= Task prompt =
Images must not appear in your copy; reproduce every other part of the records exactly.

## Begin Data records

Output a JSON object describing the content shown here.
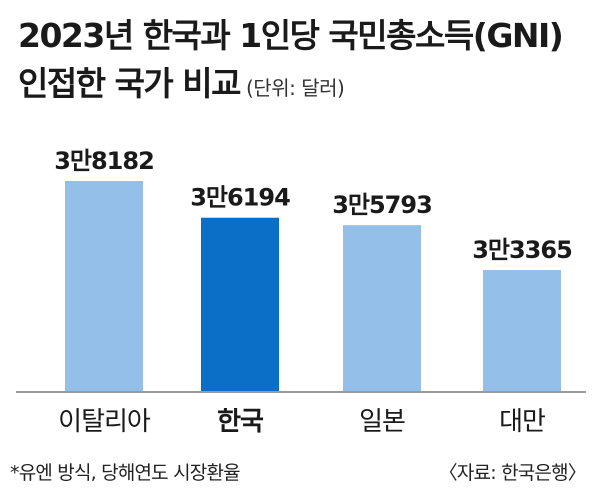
{
  "title": {
    "line1": "2023년 한국과 1인당 국민총소득(GNI)",
    "line2": "인접한 국가 비교",
    "unit": "(단위: 달러)"
  },
  "chart_data": {
    "type": "bar",
    "title": "2023년 한국과 1인당 국민총소득(GNI) 인접한 국가 비교",
    "ylabel": "",
    "xlabel": "",
    "unit": "달러",
    "categories": [
      "이탈리아",
      "한국",
      "일본",
      "대만"
    ],
    "values": [
      38182,
      36194,
      35793,
      33365
    ],
    "value_labels": [
      "3만8182",
      "3만6194",
      "3만5793",
      "3만3365"
    ],
    "highlight": "한국",
    "colors": {
      "default": "#94bfe8",
      "highlight": "#0b6fc7",
      "baseline": "#9a9a9a"
    },
    "grid": false,
    "legend": "none"
  },
  "footer": {
    "note": "*유엔 방식, 당해연도 시장환율",
    "source": "〈자료: 한국은행〉"
  }
}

## End Data records

= Problem solution =
Output a JSON object describing the content shown here.
{
  "title": {
    "line1": "2023년 한국과 1인당 국민총소득(GNI)",
    "line2": "인접한 국가 비교",
    "unit": "(단위: 달러)"
  },
  "chart_data": {
    "type": "bar",
    "title": "2023년 한국과 1인당 국민총소득(GNI) 인접한 국가 비교",
    "ylabel": "",
    "xlabel": "",
    "unit": "달러",
    "categories": [
      "이탈리아",
      "한국",
      "일본",
      "대만"
    ],
    "values": [
      38182,
      36194,
      35793,
      33365
    ],
    "value_labels": [
      "3만8182",
      "3만6194",
      "3만5793",
      "3만3365"
    ],
    "highlight": "한국",
    "colors": {
      "default": "#94bfe8",
      "highlight": "#0b6fc7",
      "baseline": "#9a9a9a"
    },
    "grid": false,
    "legend": "none"
  },
  "footer": {
    "note": "*유엔 방식, 당해연도 시장환율",
    "source": "〈자료: 한국은행〉"
  }
}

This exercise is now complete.